DATA TO USE:
☆ ☆ ☆ ☆

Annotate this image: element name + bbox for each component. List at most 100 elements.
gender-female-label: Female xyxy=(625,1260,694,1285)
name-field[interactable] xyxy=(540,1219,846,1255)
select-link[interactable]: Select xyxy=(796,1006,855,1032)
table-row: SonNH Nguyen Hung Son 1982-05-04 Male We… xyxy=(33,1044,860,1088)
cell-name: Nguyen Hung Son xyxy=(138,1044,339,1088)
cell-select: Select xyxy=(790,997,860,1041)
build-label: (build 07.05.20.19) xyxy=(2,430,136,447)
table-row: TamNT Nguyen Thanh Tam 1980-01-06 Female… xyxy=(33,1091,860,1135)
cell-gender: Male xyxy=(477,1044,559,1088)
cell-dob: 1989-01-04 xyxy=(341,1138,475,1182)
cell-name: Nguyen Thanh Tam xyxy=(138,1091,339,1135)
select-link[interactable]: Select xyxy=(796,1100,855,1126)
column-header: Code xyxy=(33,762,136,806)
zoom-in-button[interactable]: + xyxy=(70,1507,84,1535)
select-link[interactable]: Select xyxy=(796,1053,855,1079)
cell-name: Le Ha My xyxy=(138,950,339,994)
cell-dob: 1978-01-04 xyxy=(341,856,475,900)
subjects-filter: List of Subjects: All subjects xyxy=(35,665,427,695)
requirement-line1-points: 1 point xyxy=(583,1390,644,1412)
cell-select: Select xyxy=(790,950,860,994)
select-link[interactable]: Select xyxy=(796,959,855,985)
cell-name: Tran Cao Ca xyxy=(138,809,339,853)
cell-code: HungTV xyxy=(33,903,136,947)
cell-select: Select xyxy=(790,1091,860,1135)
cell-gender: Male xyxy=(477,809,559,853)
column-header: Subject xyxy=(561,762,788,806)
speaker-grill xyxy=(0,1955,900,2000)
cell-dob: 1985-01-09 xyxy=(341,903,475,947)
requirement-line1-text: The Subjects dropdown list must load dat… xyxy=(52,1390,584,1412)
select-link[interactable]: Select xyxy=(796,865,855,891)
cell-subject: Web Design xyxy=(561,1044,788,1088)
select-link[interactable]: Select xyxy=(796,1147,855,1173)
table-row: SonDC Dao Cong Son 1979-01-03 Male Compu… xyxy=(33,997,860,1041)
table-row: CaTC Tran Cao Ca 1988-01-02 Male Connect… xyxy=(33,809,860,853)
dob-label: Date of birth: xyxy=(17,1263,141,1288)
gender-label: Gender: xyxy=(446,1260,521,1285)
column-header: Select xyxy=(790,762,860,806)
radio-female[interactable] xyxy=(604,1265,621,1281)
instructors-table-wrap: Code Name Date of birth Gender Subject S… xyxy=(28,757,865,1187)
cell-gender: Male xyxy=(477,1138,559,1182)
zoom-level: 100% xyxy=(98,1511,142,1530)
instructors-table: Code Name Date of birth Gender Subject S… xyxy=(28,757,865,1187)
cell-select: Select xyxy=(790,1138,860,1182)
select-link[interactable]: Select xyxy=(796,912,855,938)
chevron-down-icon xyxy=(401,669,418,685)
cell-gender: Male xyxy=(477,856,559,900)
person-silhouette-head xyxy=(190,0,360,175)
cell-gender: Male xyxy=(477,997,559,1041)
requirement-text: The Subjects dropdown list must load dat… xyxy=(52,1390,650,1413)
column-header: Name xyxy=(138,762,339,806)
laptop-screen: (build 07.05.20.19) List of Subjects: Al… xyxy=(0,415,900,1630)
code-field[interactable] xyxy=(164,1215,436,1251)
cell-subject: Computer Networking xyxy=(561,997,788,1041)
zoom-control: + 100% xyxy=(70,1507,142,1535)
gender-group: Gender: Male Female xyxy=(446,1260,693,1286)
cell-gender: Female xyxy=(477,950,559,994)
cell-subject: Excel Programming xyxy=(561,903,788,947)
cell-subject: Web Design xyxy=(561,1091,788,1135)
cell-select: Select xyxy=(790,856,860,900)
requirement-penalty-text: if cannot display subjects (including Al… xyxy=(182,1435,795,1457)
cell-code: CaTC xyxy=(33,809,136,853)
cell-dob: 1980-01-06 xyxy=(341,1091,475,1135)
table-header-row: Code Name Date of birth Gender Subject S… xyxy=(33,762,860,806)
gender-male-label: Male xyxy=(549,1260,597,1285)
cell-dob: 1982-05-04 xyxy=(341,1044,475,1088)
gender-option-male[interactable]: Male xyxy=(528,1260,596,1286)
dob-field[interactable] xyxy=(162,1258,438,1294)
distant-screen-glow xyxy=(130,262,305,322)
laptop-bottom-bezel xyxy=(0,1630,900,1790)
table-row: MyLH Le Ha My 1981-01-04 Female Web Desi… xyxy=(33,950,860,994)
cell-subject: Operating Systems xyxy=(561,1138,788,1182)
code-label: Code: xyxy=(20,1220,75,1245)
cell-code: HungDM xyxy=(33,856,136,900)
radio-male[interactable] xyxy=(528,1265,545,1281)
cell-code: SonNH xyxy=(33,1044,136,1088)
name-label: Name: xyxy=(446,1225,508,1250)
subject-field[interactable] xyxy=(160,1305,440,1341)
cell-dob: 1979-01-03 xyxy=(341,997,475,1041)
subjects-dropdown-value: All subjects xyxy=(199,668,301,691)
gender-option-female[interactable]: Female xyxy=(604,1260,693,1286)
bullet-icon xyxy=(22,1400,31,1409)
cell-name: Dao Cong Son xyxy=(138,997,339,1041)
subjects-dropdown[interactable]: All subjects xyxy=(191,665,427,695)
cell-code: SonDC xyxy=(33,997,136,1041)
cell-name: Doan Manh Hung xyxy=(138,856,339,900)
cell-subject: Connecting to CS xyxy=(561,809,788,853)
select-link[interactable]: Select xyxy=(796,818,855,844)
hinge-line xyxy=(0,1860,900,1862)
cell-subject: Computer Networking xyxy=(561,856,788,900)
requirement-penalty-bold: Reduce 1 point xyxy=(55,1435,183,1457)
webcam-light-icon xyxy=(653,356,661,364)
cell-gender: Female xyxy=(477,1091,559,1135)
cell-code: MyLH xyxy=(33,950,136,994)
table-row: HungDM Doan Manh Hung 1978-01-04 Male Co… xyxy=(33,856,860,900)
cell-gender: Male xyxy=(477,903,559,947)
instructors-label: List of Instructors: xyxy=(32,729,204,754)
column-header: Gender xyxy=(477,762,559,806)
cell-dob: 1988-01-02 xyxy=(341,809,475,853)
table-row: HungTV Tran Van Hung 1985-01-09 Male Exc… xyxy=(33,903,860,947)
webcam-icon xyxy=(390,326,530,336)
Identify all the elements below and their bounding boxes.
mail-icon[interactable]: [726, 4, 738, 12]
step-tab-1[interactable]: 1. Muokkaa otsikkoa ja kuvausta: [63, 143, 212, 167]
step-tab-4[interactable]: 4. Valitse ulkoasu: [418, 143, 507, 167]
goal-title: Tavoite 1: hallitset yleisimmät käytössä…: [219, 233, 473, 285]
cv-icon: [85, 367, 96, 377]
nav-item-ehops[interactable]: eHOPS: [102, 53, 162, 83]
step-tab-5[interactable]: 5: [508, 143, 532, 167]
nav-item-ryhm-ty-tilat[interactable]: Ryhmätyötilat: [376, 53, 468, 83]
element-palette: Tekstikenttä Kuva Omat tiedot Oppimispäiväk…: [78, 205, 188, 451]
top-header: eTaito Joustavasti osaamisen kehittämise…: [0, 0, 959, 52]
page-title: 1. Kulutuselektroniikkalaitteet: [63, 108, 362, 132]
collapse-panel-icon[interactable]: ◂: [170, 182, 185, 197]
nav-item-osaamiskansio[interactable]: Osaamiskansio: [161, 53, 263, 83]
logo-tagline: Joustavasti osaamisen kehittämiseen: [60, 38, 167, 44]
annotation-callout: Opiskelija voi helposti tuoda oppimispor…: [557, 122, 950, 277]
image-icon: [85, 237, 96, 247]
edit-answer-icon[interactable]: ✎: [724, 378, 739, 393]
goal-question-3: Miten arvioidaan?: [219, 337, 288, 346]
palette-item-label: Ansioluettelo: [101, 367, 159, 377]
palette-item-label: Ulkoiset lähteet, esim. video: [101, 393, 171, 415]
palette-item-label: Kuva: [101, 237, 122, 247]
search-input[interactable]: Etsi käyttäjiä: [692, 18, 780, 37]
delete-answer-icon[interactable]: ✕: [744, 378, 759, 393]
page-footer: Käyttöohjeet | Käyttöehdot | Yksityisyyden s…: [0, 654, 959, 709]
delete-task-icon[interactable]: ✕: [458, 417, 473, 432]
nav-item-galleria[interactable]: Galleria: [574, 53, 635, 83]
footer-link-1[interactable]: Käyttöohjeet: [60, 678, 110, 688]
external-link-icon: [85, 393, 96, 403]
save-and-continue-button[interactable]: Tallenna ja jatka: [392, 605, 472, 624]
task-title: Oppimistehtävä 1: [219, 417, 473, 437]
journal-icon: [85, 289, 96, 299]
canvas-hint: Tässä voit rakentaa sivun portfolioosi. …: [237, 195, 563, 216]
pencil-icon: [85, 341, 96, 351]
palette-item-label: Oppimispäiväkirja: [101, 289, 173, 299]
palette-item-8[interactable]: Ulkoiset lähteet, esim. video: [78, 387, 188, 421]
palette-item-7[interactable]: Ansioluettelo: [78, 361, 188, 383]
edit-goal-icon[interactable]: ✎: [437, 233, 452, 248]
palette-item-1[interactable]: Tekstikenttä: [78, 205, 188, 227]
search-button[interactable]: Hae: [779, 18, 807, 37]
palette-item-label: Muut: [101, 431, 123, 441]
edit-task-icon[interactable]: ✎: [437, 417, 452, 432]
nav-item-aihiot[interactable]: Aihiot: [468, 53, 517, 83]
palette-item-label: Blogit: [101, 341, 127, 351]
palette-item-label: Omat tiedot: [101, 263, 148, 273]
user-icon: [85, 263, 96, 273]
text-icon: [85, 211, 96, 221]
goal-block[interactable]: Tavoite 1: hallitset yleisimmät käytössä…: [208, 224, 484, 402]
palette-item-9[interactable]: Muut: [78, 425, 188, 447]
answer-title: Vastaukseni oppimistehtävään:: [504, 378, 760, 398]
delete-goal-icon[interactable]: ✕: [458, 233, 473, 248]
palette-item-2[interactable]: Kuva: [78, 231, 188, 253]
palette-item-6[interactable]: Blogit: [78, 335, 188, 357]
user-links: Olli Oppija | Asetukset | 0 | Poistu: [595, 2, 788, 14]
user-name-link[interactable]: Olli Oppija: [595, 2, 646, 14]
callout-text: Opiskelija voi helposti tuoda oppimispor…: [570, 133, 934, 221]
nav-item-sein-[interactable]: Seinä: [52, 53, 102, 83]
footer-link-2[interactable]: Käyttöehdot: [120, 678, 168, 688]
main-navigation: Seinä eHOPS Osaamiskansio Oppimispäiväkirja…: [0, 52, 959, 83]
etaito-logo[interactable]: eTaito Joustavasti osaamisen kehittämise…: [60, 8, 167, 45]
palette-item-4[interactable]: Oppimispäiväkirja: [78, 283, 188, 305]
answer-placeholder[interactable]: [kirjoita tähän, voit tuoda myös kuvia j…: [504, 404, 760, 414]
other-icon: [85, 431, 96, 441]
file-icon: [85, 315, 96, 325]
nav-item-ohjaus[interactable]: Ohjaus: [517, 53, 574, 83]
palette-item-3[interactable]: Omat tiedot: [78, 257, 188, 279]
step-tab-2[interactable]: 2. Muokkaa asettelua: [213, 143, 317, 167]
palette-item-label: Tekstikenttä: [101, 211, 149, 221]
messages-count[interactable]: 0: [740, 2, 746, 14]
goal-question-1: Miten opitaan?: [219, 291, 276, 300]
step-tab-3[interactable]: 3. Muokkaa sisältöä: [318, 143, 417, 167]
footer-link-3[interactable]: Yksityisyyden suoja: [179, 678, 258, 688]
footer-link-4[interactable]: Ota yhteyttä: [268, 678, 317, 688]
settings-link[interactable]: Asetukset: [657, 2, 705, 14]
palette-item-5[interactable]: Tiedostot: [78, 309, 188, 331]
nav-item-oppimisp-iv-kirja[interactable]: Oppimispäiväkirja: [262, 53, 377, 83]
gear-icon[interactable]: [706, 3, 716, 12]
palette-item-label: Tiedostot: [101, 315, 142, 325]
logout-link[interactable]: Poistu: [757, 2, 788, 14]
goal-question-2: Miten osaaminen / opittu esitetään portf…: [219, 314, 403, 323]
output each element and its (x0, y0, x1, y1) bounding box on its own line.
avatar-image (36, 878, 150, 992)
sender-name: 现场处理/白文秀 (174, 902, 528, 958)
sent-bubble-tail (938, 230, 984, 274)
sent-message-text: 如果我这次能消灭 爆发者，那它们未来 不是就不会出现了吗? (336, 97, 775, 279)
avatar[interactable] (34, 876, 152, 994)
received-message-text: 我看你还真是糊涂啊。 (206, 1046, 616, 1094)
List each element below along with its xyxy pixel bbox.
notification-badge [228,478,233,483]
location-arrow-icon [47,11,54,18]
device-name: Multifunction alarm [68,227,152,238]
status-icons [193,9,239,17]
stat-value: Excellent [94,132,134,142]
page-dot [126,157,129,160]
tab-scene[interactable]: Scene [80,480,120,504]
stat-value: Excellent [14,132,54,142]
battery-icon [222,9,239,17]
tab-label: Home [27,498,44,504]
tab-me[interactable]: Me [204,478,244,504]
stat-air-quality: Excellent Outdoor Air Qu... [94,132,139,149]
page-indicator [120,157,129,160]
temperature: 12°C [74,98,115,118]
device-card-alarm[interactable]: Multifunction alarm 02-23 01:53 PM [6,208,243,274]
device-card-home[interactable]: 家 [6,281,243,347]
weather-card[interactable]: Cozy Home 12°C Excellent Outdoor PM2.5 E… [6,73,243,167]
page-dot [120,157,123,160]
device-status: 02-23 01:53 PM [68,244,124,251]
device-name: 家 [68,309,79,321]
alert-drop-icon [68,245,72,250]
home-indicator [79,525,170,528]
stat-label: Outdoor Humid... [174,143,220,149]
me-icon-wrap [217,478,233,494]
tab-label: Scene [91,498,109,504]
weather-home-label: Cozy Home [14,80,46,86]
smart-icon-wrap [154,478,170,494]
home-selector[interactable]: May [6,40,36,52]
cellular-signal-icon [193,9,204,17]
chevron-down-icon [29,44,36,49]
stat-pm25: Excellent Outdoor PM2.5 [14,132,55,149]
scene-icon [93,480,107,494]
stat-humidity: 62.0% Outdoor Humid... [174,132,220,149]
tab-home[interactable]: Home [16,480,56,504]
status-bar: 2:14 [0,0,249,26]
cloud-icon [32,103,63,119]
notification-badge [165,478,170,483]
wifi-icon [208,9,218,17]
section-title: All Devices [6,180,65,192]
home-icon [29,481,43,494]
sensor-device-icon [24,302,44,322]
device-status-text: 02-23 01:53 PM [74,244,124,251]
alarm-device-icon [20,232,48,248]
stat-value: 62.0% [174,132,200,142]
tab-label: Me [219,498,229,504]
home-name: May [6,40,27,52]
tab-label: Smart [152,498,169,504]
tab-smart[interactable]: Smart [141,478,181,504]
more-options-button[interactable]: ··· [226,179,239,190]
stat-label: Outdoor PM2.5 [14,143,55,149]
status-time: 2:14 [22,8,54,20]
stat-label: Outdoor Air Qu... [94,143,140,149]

☆ ☆ ☆ ☆

SET PROBLEM: Repeat the lines of the material from its start through the line containing "select-link[interactable]: Select xyxy=(796,1053,855,1079)", inclusive.

WORKED SOLUTION:
Annotate this image: element name + bbox for each component. List at most 100 elements.
gender-female-label: Female xyxy=(625,1260,694,1285)
name-field[interactable] xyxy=(540,1219,846,1255)
select-link[interactable]: Select xyxy=(796,1006,855,1032)
table-row: SonNH Nguyen Hung Son 1982-05-04 Male We… xyxy=(33,1044,860,1088)
cell-name: Nguyen Hung Son xyxy=(138,1044,339,1088)
cell-select: Select xyxy=(790,997,860,1041)
build-label: (build 07.05.20.19) xyxy=(2,430,136,447)
table-row: TamNT Nguyen Thanh Tam 1980-01-06 Female… xyxy=(33,1091,860,1135)
cell-gender: Male xyxy=(477,1044,559,1088)
cell-dob: 1989-01-04 xyxy=(341,1138,475,1182)
cell-name: Nguyen Thanh Tam xyxy=(138,1091,339,1135)
select-link[interactable]: Select xyxy=(796,1100,855,1126)
column-header: Code xyxy=(33,762,136,806)
zoom-in-button[interactable]: + xyxy=(70,1507,84,1535)
select-link[interactable]: Select xyxy=(796,1053,855,1079)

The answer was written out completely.